- Exercise goal
Please copy every row below word for word, keeping each line as it stands.

(Layout rows)
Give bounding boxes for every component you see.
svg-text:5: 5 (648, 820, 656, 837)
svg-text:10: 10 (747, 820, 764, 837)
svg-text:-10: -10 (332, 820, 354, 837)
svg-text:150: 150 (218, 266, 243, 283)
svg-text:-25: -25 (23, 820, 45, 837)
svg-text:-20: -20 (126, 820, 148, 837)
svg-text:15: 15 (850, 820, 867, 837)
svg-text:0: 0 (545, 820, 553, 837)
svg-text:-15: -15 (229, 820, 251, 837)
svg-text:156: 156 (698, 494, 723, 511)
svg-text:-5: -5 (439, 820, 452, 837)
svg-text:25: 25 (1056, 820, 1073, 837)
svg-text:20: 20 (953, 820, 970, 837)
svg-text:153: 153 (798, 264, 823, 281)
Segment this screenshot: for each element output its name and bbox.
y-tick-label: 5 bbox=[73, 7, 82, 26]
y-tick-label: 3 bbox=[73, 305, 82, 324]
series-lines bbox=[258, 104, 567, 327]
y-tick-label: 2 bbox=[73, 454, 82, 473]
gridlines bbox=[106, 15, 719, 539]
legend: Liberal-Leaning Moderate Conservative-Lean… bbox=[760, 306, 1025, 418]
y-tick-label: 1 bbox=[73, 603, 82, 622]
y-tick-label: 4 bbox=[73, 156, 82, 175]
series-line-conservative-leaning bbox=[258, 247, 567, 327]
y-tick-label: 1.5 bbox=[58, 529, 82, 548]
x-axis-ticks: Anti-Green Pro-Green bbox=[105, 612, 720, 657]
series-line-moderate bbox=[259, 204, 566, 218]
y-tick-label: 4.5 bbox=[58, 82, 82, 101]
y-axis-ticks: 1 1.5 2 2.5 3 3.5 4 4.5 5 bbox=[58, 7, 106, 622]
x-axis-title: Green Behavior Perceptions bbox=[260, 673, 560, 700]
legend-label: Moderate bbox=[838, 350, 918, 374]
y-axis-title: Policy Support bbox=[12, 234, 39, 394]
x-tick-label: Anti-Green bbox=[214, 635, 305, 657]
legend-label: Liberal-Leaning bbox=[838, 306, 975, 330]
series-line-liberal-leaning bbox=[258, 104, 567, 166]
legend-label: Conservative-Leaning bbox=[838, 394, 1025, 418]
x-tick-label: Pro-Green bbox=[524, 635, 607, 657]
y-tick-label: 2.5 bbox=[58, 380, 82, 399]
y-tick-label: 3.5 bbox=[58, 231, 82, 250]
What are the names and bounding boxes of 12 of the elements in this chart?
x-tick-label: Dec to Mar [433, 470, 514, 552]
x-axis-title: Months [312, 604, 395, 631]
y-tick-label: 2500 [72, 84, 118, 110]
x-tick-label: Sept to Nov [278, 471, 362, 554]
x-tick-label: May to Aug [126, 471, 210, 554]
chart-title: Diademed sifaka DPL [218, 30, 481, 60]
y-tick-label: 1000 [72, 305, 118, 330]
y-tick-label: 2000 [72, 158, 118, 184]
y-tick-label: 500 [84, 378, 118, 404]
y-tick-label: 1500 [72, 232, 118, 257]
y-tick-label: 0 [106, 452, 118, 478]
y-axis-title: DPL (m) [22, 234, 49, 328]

- Final result
Give bounding boxes for every component you see.
svg-text:5: 5 (648, 820, 656, 837)
svg-text:10: 10 (747, 820, 764, 837)
svg-text:-10: -10 (332, 820, 354, 837)
svg-text:150: 150 (218, 266, 243, 283)
svg-text:-25: -25 (23, 820, 45, 837)
svg-text:-20: -20 (126, 820, 148, 837)
svg-text:15: 15 (850, 820, 867, 837)
svg-text:0: 0 (545, 820, 553, 837)
svg-text:-15: -15 (229, 820, 251, 837)
svg-text:156: 156 (698, 494, 723, 511)
svg-text:-5: -5 (439, 820, 452, 837)
svg-text:25: 25 (1056, 820, 1073, 837)
svg-text:20: 20 (953, 820, 970, 837)
svg-text:153: 153 (798, 264, 823, 281)
Segment this screenshot: for each element output its name and bbox.
y-tick-label: 5 bbox=[73, 7, 82, 26]
y-tick-label: 3 bbox=[73, 305, 82, 324]
series-lines bbox=[258, 104, 567, 327]
y-tick-label: 2 bbox=[73, 454, 82, 473]
gridlines bbox=[106, 15, 719, 539]
legend: Liberal-Leaning Moderate Conservative-Lean… bbox=[760, 306, 1025, 418]
y-tick-label: 1 bbox=[73, 603, 82, 622]
y-tick-label: 4 bbox=[73, 156, 82, 175]
series-line-conservative-leaning bbox=[258, 247, 567, 327]
y-tick-label: 1.5 bbox=[58, 529, 82, 548]
x-axis-ticks: Anti-Green Pro-Green bbox=[105, 612, 720, 657]
series-line-moderate bbox=[259, 204, 566, 218]
y-tick-label: 4.5 bbox=[58, 82, 82, 101]
y-axis-ticks: 1 1.5 2 2.5 3 3.5 4 4.5 5 bbox=[58, 7, 106, 622]
x-axis-title: Green Behavior Perceptions bbox=[260, 673, 560, 700]
legend-label: Moderate bbox=[838, 350, 918, 374]
y-axis-title: Policy Support bbox=[12, 234, 39, 394]
x-tick-label: Anti-Green bbox=[214, 635, 305, 657]
legend-label: Liberal-Leaning bbox=[838, 306, 975, 330]
series-line-liberal-leaning bbox=[258, 104, 567, 166]
legend-label: Conservative-Leaning bbox=[838, 394, 1025, 418]
x-tick-label: Pro-Green bbox=[524, 635, 607, 657]
y-tick-label: 2.5 bbox=[58, 380, 82, 399]
y-tick-label: 3.5 bbox=[58, 231, 82, 250]
What are the names and bounding boxes of 12 of the elements in this chart?
x-tick-label: Dec to Mar [433, 470, 514, 552]
x-axis-title: Months [312, 604, 395, 631]
y-tick-label: 2500 [72, 84, 118, 110]
x-tick-label: Sept to Nov [278, 471, 362, 554]
x-tick-label: May to Aug [126, 471, 210, 554]
chart-title: Diademed sifaka DPL [218, 30, 481, 60]
y-tick-label: 1000 [72, 305, 118, 330]
y-tick-label: 2000 [72, 158, 118, 184]
y-tick-label: 500 [84, 378, 118, 404]
y-tick-label: 1500 [72, 232, 118, 257]
y-tick-label: 0 [106, 452, 118, 478]
y-axis-title: DPL (m) [22, 234, 49, 328]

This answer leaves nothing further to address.